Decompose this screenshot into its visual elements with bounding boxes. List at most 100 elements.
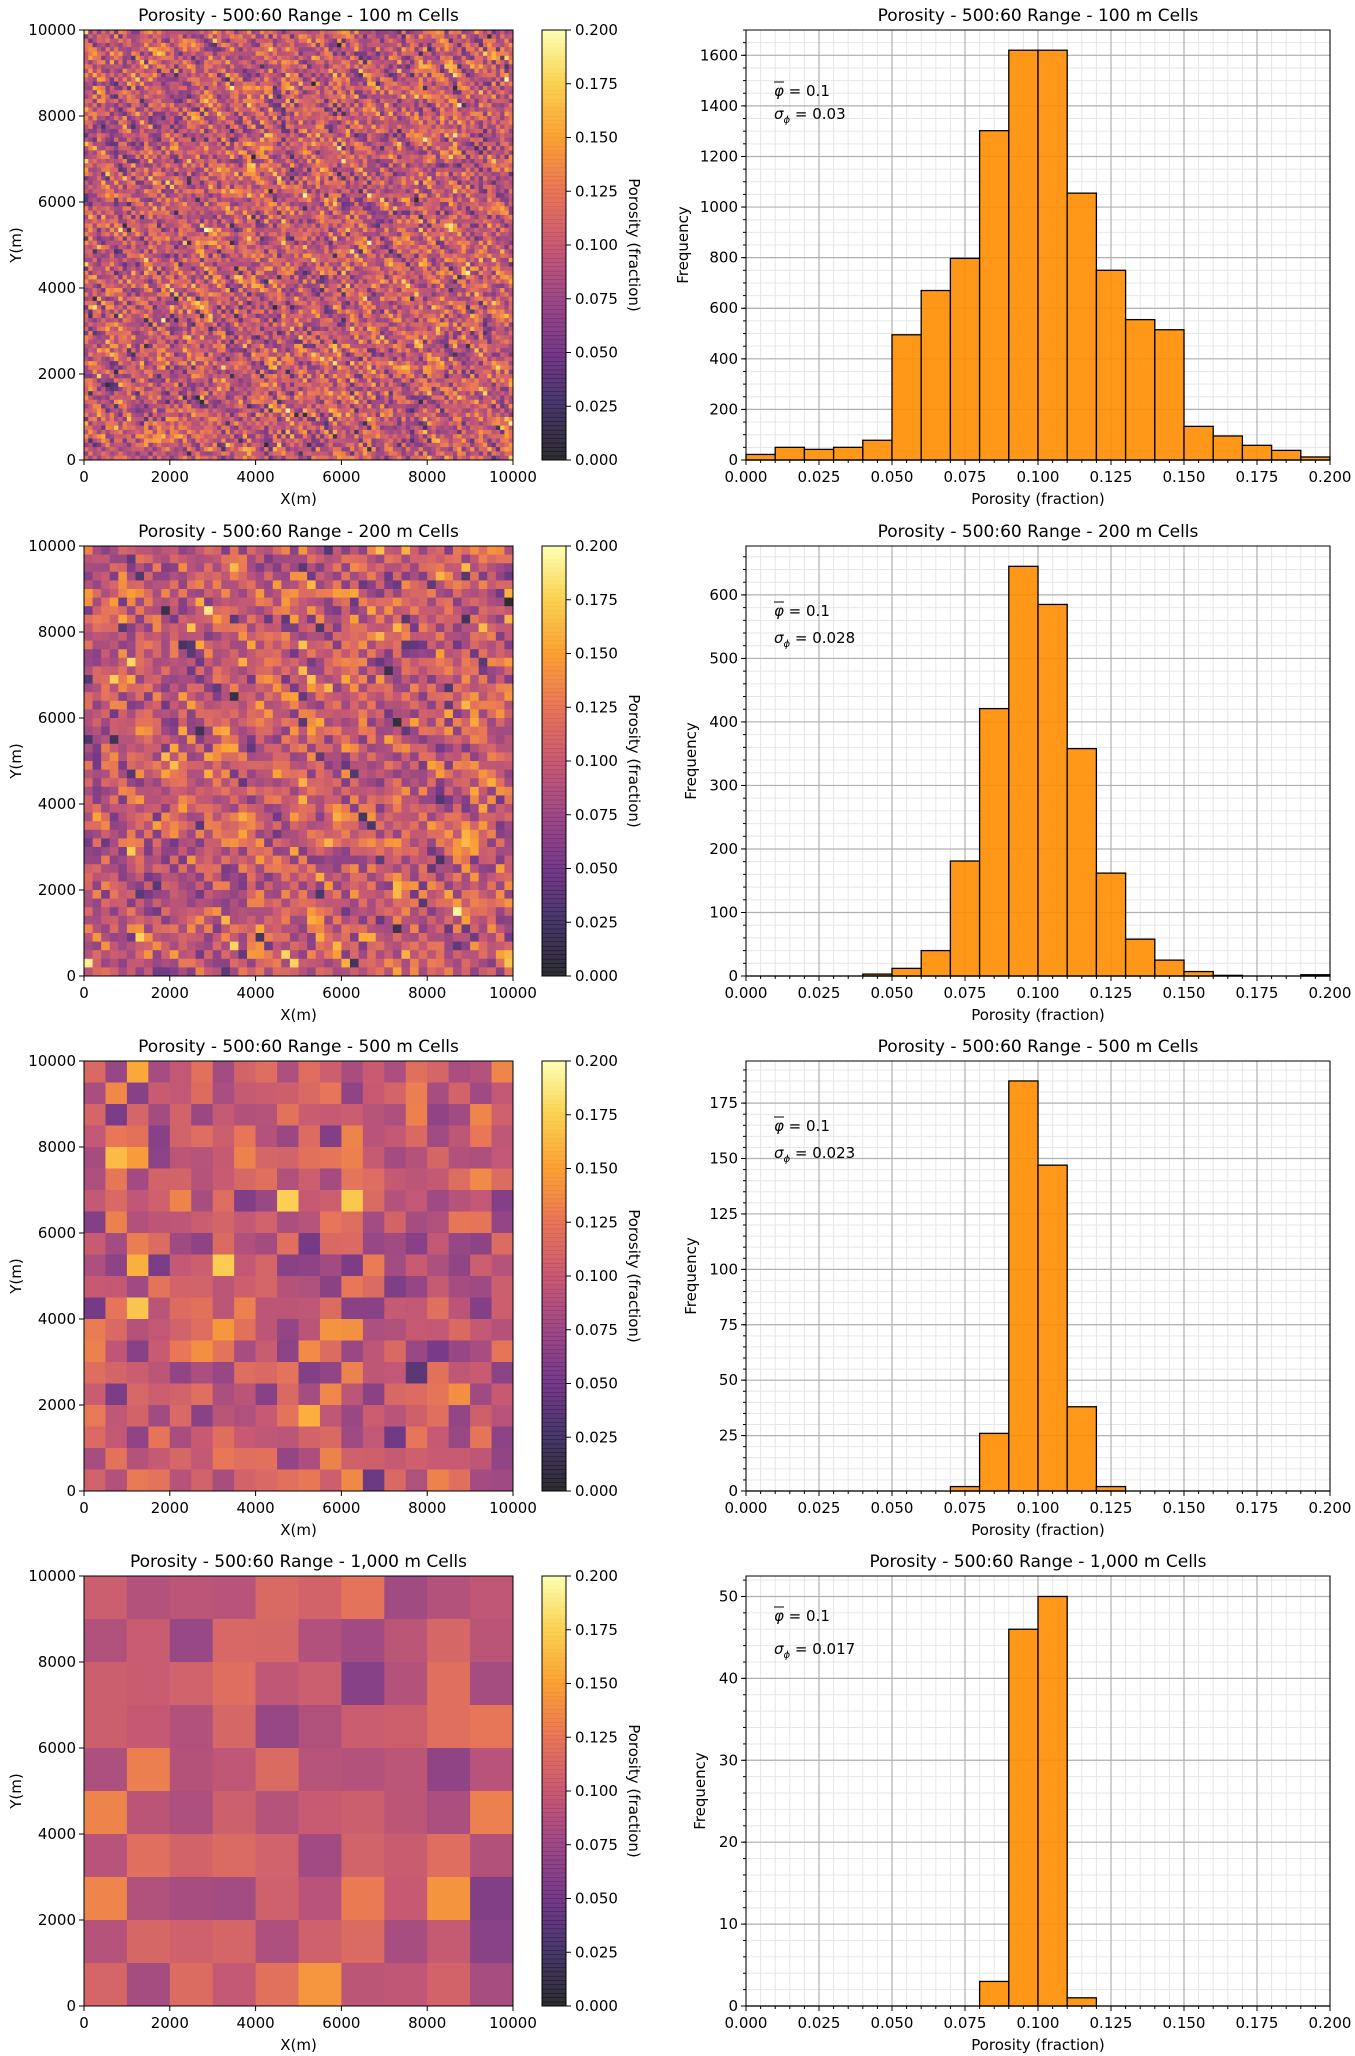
heatmap-cell <box>88 90 93 95</box>
heatmap-cell <box>307 184 312 190</box>
heatmap-cell <box>247 30 252 35</box>
heatmap-cell <box>452 124 458 130</box>
heatmap-cell <box>208 223 214 229</box>
heatmap-cell <box>302 73 308 78</box>
heatmap-cell <box>422 159 428 164</box>
heatmap-cell <box>221 107 226 113</box>
heatmap-cell <box>452 116 458 121</box>
heatmap-cell <box>88 81 93 87</box>
heatmap-cell <box>474 202 480 207</box>
heatmap-cell <box>431 120 437 125</box>
heatmap-cell <box>144 42 149 48</box>
heatmap-cell <box>191 77 196 82</box>
heatmap-cell <box>289 64 295 70</box>
heatmap-cell <box>422 176 428 181</box>
heatmap-cell <box>465 94 471 100</box>
heatmap-cell <box>470 236 475 242</box>
heatmap-cell <box>114 81 119 87</box>
heatmap-cell <box>328 150 334 156</box>
heatmap-cell <box>281 124 287 130</box>
heatmap-cell <box>186 107 192 113</box>
heatmap-cell <box>178 206 184 211</box>
heatmap-cell <box>135 154 141 160</box>
heatmap-cell <box>465 219 471 224</box>
heatmap-cell <box>259 51 265 57</box>
heatmap-cell <box>319 206 325 211</box>
heatmap-cell <box>285 202 291 207</box>
heatmap-cell <box>268 214 274 220</box>
heatmap-cell <box>349 124 355 130</box>
heatmap-cell <box>268 42 274 48</box>
heatmap-cell <box>431 189 437 194</box>
heatmap-cell <box>131 150 136 156</box>
heatmap-cell <box>440 81 445 87</box>
heatmap-cell <box>101 236 106 242</box>
heatmap-cell <box>122 47 128 52</box>
heatmap-cell <box>341 120 347 125</box>
heatmap-cell <box>367 227 372 233</box>
heatmap-cell <box>397 236 402 242</box>
heatmap-cell <box>315 180 321 186</box>
heatmap-cell <box>131 223 136 229</box>
heatmap-cell <box>448 47 454 52</box>
heatmap-cell <box>500 42 505 48</box>
heatmap-cell <box>311 47 317 52</box>
heatmap-cell <box>264 55 269 61</box>
heatmap-cell <box>247 111 252 117</box>
heatmap-cell <box>109 55 115 61</box>
heatmap-cell <box>221 111 226 117</box>
heatmap-cell <box>259 180 265 186</box>
heatmap-cell <box>251 77 256 82</box>
heatmap-cell <box>234 154 239 160</box>
heatmap-cell <box>504 128 510 134</box>
heatmap-cell <box>427 189 432 194</box>
heatmap-cell <box>101 42 106 48</box>
heatmap-cell <box>440 103 445 108</box>
heatmap-cell <box>440 232 445 237</box>
heatmap-cell <box>277 85 282 91</box>
heatmap-cell <box>482 77 488 82</box>
heatmap-cell <box>281 47 287 52</box>
heatmap-cell <box>285 128 291 134</box>
heatmap-cell <box>92 30 98 35</box>
heatmap-cell <box>341 167 347 173</box>
heatmap-cell <box>122 137 128 143</box>
heatmap-cell <box>482 163 488 168</box>
heatmap-cell <box>444 55 450 61</box>
heatmap-cell <box>251 210 256 216</box>
heatmap-cell <box>169 171 175 177</box>
heatmap-cell <box>452 189 458 194</box>
heatmap-cell <box>247 85 252 91</box>
heatmap-cell <box>457 90 462 95</box>
heatmap-cell <box>345 202 351 207</box>
heatmap-cell <box>259 133 265 138</box>
heatmap-cell <box>358 223 364 229</box>
heatmap-cell <box>495 232 501 237</box>
heatmap-cell <box>229 120 235 125</box>
heatmap-cell <box>324 30 329 35</box>
heatmap-cell <box>178 202 184 207</box>
heatmap-cell <box>264 90 269 95</box>
heatmap-cell <box>178 116 184 121</box>
heatmap-cell <box>508 236 514 242</box>
heatmap-cell <box>478 159 484 164</box>
heatmap-cell <box>414 180 420 186</box>
heatmap-cell <box>199 219 205 224</box>
heatmap-cell <box>358 210 364 216</box>
heatmap-cell <box>135 180 141 186</box>
heatmap-cell <box>444 128 450 134</box>
heatmap-cell <box>491 107 497 113</box>
heatmap-cell <box>285 206 291 211</box>
heatmap-cell <box>410 171 415 177</box>
heatmap-cell <box>392 77 398 82</box>
heatmap-cell <box>367 219 372 224</box>
heatmap-cell <box>440 85 445 91</box>
heatmap-cell <box>118 98 124 104</box>
heatmap-title: Porosity - 500:60 Range - 100 m Cells <box>138 6 459 26</box>
heatmap-cell <box>508 81 514 87</box>
heatmap-cell <box>195 120 201 125</box>
heatmap-cell <box>324 38 329 44</box>
heatmap-cell <box>307 214 312 220</box>
heatmap-cell <box>491 167 497 173</box>
heatmap-cell <box>358 107 364 113</box>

What to work on: Word for word, reproduce the material above and omit each image.

Solved problem:
Decompose this screenshot into its visual elements with bounding boxes. List at most 100 elements.
heatmap-cell <box>88 90 93 95</box>
heatmap-cell <box>307 184 312 190</box>
heatmap-cell <box>247 30 252 35</box>
heatmap-cell <box>452 124 458 130</box>
heatmap-cell <box>208 223 214 229</box>
heatmap-cell <box>302 73 308 78</box>
heatmap-cell <box>422 159 428 164</box>
heatmap-cell <box>221 107 226 113</box>
heatmap-cell <box>452 116 458 121</box>
heatmap-cell <box>88 81 93 87</box>
heatmap-cell <box>474 202 480 207</box>
heatmap-cell <box>431 120 437 125</box>
heatmap-cell <box>144 42 149 48</box>
heatmap-cell <box>191 77 196 82</box>
heatmap-cell <box>289 64 295 70</box>
heatmap-cell <box>422 176 428 181</box>
heatmap-cell <box>465 94 471 100</box>
heatmap-cell <box>470 236 475 242</box>
heatmap-cell <box>114 81 119 87</box>
heatmap-cell <box>328 150 334 156</box>
heatmap-cell <box>281 124 287 130</box>
heatmap-cell <box>186 107 192 113</box>
heatmap-cell <box>178 206 184 211</box>
heatmap-cell <box>135 154 141 160</box>
heatmap-cell <box>465 219 471 224</box>
heatmap-cell <box>259 51 265 57</box>
heatmap-cell <box>319 206 325 211</box>
heatmap-cell <box>285 202 291 207</box>
heatmap-cell <box>268 214 274 220</box>
heatmap-cell <box>349 124 355 130</box>
heatmap-cell <box>268 42 274 48</box>
heatmap-cell <box>431 189 437 194</box>
heatmap-cell <box>131 150 136 156</box>
heatmap-cell <box>440 81 445 87</box>
heatmap-cell <box>101 236 106 242</box>
heatmap-cell <box>122 47 128 52</box>
heatmap-cell <box>341 120 347 125</box>
heatmap-cell <box>367 227 372 233</box>
heatmap-cell <box>397 236 402 242</box>
heatmap-cell <box>315 180 321 186</box>
heatmap-cell <box>131 223 136 229</box>
heatmap-cell <box>448 47 454 52</box>
heatmap-cell <box>500 42 505 48</box>
heatmap-cell <box>311 47 317 52</box>
heatmap-cell <box>264 55 269 61</box>
heatmap-cell <box>247 111 252 117</box>
heatmap-cell <box>109 55 115 61</box>
heatmap-cell <box>221 111 226 117</box>
heatmap-cell <box>259 180 265 186</box>
heatmap-cell <box>251 77 256 82</box>
heatmap-cell <box>234 154 239 160</box>
heatmap-cell <box>504 128 510 134</box>
heatmap-cell <box>427 189 432 194</box>
heatmap-cell <box>101 42 106 48</box>
heatmap-cell <box>440 103 445 108</box>
heatmap-cell <box>440 232 445 237</box>
heatmap-cell <box>277 85 282 91</box>
heatmap-cell <box>482 77 488 82</box>
heatmap-cell <box>281 47 287 52</box>
heatmap-cell <box>285 128 291 134</box>
heatmap-cell <box>92 30 98 35</box>
heatmap-cell <box>341 167 347 173</box>
heatmap-cell <box>122 137 128 143</box>
heatmap-cell <box>482 163 488 168</box>
heatmap-cell <box>444 55 450 61</box>
heatmap-cell <box>251 210 256 216</box>
heatmap-cell <box>169 171 175 177</box>
heatmap-cell <box>452 189 458 194</box>
heatmap-cell <box>247 85 252 91</box>
heatmap-cell <box>457 90 462 95</box>
heatmap-cell <box>345 202 351 207</box>
heatmap-cell <box>259 133 265 138</box>
heatmap-cell <box>358 223 364 229</box>
heatmap-cell <box>495 232 501 237</box>
heatmap-cell <box>229 120 235 125</box>
heatmap-cell <box>324 30 329 35</box>
heatmap-cell <box>178 202 184 207</box>
heatmap-cell <box>264 90 269 95</box>
heatmap-cell <box>178 116 184 121</box>
heatmap-cell <box>508 236 514 242</box>
heatmap-cell <box>478 159 484 164</box>
heatmap-cell <box>414 180 420 186</box>
heatmap-cell <box>199 219 205 224</box>
heatmap-cell <box>358 210 364 216</box>
heatmap-cell <box>135 180 141 186</box>
heatmap-cell <box>444 128 450 134</box>
heatmap-cell <box>491 107 497 113</box>
heatmap-cell <box>285 206 291 211</box>
heatmap-cell <box>410 171 415 177</box>
heatmap-cell <box>392 77 398 82</box>
heatmap-cell <box>367 219 372 224</box>
heatmap-cell <box>440 85 445 91</box>
heatmap-cell <box>118 98 124 104</box>
heatmap-title: Porosity - 500:60 Range - 100 m Cells <box>138 6 459 26</box>
heatmap-cell <box>508 81 514 87</box>
heatmap-cell <box>195 120 201 125</box>
heatmap-cell <box>324 38 329 44</box>
heatmap-cell <box>307 214 312 220</box>
heatmap-cell <box>491 167 497 173</box>
heatmap-cell <box>358 107 364 113</box>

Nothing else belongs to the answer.